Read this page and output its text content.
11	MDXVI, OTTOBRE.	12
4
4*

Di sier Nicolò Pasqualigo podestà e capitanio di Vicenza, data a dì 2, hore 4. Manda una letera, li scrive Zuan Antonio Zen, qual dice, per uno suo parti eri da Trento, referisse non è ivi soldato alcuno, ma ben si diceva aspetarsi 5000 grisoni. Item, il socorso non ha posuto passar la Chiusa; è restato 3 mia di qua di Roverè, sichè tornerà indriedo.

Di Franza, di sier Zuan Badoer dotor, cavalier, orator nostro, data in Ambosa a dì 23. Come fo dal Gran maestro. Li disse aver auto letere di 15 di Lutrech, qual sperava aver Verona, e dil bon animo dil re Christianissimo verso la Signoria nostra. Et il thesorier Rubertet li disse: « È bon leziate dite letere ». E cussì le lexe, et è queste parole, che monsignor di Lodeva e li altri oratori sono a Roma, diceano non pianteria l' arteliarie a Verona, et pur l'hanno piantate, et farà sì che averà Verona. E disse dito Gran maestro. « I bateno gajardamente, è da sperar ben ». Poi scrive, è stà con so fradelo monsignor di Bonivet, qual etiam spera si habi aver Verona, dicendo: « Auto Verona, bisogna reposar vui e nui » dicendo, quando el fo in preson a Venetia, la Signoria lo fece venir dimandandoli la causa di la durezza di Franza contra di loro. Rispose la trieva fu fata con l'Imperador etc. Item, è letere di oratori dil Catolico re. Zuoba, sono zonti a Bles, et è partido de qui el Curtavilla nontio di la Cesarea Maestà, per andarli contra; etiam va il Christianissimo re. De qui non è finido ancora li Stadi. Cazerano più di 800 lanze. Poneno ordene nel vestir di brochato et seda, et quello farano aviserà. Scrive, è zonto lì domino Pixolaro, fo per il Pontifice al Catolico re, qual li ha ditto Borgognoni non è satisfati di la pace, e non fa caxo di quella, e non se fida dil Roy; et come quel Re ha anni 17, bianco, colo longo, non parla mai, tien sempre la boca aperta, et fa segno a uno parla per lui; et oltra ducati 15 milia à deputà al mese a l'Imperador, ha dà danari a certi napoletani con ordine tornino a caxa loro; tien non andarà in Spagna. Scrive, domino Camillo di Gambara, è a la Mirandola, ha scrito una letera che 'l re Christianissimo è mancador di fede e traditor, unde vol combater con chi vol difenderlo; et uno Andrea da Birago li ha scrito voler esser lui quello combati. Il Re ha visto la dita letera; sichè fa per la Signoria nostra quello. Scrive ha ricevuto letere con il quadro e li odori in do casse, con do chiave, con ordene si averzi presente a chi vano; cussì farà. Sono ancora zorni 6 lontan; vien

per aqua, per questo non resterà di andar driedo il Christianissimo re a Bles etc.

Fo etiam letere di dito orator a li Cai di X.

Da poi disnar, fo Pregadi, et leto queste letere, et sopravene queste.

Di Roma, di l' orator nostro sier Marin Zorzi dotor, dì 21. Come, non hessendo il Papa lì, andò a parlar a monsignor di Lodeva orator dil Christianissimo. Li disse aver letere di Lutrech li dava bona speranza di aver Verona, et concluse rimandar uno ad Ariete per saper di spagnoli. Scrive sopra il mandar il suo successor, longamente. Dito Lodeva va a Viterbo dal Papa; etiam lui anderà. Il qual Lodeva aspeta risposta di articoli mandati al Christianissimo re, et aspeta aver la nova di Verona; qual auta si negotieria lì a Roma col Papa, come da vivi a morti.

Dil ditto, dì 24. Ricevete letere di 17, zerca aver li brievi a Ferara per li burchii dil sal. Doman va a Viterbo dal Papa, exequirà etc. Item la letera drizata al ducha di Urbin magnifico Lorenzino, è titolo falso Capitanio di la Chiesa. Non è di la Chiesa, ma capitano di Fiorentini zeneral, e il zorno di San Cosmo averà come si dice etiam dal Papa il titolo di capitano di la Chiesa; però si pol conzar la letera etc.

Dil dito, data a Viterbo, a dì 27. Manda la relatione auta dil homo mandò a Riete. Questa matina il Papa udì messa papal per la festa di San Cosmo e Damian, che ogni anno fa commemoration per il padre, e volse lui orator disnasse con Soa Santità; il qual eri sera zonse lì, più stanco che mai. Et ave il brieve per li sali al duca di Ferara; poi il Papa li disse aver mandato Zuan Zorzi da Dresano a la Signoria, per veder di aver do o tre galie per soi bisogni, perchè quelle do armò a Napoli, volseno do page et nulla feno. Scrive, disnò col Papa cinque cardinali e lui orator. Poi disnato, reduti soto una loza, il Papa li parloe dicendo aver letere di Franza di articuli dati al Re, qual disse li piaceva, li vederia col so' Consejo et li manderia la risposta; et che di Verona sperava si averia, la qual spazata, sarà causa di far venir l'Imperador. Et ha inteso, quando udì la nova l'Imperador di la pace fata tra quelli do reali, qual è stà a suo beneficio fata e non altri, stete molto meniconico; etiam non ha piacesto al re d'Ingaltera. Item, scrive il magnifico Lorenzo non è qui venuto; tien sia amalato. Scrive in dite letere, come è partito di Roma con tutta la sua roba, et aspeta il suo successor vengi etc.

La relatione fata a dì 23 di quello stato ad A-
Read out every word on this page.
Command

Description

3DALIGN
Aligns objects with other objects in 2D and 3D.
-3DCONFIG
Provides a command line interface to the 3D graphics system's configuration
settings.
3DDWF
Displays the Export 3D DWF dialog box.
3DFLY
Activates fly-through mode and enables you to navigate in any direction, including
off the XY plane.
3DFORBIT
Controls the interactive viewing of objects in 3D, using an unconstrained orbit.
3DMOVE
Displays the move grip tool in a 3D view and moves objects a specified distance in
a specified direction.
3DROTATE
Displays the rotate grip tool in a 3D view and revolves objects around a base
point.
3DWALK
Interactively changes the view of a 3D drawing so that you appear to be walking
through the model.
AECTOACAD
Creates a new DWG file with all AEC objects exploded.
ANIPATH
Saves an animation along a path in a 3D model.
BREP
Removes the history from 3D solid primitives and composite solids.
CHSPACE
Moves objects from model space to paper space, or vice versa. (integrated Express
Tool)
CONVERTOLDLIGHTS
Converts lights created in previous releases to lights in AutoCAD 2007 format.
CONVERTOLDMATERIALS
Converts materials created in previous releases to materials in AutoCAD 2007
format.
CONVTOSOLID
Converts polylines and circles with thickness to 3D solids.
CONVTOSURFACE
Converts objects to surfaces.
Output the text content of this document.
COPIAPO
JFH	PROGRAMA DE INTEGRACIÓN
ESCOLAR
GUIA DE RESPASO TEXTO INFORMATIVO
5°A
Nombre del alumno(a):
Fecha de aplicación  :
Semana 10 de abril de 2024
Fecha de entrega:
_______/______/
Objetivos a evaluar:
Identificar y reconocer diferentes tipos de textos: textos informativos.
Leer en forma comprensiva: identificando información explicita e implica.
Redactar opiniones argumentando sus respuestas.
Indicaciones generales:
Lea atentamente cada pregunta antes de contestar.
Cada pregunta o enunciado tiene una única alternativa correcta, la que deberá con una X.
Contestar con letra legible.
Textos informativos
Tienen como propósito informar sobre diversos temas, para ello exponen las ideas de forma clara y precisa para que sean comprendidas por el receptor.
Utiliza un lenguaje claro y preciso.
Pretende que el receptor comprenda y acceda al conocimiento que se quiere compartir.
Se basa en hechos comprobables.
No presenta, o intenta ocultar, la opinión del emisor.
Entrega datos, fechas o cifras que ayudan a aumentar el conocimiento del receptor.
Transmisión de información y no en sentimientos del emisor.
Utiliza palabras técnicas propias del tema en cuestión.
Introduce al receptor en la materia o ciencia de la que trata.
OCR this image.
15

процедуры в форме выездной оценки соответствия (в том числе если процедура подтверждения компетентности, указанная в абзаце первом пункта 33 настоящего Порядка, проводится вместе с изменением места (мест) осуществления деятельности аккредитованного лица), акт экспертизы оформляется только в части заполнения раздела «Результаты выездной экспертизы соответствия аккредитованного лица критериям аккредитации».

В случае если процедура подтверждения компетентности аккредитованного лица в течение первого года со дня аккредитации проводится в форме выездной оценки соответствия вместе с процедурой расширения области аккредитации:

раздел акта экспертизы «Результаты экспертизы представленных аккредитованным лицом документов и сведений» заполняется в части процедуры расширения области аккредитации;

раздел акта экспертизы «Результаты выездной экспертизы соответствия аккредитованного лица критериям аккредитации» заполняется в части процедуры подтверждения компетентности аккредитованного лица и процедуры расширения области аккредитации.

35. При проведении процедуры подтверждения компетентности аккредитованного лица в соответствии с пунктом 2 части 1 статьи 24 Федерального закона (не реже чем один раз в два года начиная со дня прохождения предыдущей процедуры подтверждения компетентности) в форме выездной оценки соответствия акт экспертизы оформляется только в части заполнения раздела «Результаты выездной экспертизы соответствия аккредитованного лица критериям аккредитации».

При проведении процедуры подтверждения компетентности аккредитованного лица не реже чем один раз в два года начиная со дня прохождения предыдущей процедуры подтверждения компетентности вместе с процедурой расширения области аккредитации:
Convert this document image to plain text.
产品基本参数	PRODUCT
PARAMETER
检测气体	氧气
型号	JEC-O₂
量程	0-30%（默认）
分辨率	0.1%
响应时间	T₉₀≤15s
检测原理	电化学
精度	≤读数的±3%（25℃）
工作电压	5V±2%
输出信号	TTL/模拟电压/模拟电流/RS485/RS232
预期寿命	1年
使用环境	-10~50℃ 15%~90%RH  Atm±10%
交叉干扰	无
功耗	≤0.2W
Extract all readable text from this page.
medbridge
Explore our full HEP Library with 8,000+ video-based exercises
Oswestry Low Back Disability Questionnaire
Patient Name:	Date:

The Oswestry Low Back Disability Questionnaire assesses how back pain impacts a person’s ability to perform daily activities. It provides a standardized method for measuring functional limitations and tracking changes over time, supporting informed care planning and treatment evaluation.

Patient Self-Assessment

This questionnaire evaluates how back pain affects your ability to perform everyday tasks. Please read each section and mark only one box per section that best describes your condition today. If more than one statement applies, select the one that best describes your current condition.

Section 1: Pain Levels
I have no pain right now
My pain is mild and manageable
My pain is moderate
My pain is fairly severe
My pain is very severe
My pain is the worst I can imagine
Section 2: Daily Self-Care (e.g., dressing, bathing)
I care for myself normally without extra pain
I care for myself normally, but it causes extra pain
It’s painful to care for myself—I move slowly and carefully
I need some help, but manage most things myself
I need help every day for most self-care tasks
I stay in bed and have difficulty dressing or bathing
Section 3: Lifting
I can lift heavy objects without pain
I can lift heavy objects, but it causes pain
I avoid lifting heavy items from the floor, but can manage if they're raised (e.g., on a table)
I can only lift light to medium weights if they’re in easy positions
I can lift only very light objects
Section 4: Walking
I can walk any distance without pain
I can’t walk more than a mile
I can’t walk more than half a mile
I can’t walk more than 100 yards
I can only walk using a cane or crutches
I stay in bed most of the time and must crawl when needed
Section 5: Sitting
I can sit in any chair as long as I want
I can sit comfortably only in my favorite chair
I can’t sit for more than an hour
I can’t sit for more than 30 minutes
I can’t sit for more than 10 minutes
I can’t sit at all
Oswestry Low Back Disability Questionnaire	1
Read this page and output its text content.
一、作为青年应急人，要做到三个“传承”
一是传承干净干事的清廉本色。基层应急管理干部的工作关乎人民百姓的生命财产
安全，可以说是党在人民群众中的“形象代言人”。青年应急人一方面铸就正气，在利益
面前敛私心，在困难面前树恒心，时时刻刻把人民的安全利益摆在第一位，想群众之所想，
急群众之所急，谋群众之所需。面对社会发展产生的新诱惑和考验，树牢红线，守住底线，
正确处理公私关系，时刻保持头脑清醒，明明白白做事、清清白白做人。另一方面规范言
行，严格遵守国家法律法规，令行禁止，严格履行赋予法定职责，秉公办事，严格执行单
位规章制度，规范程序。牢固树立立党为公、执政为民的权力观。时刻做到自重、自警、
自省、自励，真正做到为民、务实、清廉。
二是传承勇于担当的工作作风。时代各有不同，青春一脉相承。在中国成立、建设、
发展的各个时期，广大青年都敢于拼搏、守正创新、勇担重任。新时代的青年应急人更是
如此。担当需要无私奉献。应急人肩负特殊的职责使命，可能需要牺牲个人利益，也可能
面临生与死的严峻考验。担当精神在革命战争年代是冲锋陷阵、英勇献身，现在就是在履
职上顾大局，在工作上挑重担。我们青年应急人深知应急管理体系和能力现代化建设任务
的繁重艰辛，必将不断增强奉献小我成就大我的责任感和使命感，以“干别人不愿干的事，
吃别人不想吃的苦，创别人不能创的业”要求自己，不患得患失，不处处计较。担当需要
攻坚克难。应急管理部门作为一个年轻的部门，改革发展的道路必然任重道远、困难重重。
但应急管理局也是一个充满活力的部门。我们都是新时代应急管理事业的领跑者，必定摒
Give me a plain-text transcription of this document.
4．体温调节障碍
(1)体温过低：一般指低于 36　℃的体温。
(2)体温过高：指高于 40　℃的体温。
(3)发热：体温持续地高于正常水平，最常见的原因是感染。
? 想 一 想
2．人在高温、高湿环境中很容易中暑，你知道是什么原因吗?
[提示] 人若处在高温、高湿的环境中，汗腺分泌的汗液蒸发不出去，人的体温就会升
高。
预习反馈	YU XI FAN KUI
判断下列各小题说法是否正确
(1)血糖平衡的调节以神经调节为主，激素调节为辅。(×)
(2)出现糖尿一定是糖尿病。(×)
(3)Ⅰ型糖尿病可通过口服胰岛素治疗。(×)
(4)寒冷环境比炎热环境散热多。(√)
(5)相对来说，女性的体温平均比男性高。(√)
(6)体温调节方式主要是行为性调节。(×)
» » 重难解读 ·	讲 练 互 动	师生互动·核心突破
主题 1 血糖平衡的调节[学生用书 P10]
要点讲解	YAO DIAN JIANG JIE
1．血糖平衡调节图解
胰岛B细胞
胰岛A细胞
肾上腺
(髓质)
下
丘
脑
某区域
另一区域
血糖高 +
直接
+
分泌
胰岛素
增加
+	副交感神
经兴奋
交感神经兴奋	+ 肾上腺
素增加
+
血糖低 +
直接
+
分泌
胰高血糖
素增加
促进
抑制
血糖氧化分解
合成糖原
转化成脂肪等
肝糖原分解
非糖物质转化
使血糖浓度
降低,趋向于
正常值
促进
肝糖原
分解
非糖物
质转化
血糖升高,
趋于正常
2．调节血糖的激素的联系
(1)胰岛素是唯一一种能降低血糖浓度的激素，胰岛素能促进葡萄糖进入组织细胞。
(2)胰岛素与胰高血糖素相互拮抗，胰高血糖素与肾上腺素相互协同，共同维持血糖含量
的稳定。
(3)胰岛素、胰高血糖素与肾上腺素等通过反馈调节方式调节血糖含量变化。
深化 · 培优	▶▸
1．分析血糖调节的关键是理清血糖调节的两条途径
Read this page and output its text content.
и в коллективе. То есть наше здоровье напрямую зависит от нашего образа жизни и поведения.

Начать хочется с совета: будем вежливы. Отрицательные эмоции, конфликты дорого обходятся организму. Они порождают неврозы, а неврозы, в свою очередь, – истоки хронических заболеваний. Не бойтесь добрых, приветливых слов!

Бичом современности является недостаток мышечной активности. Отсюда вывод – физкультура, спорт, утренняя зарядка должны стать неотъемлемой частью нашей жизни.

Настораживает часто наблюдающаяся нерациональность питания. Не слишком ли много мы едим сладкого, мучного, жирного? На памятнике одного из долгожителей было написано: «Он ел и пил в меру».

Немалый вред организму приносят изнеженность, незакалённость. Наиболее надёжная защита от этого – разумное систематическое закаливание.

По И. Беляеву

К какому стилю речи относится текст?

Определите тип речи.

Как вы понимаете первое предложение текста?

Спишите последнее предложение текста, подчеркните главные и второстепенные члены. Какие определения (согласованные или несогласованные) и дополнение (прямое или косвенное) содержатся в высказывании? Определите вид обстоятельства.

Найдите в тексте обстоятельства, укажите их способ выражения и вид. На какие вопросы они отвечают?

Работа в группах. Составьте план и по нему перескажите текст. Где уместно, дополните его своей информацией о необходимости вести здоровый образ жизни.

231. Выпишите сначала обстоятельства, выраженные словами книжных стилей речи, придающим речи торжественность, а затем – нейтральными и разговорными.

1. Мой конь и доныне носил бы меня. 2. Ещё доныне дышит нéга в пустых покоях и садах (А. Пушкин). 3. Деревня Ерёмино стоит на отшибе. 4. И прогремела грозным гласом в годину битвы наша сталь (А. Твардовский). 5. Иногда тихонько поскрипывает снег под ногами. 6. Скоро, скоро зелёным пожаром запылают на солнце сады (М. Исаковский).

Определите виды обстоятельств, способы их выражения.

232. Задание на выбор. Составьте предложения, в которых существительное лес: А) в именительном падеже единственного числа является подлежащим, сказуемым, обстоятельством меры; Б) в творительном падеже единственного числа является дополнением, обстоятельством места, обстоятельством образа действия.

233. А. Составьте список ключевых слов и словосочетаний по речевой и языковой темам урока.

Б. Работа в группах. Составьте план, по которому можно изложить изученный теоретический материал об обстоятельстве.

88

#### [Stated problem]
Each line in the listing above that contains "stay" should be copied.

#### [Written answer]
I stay in bed and have difficulty dressing or bathing
I stay in bed most of the time and must crawl when needed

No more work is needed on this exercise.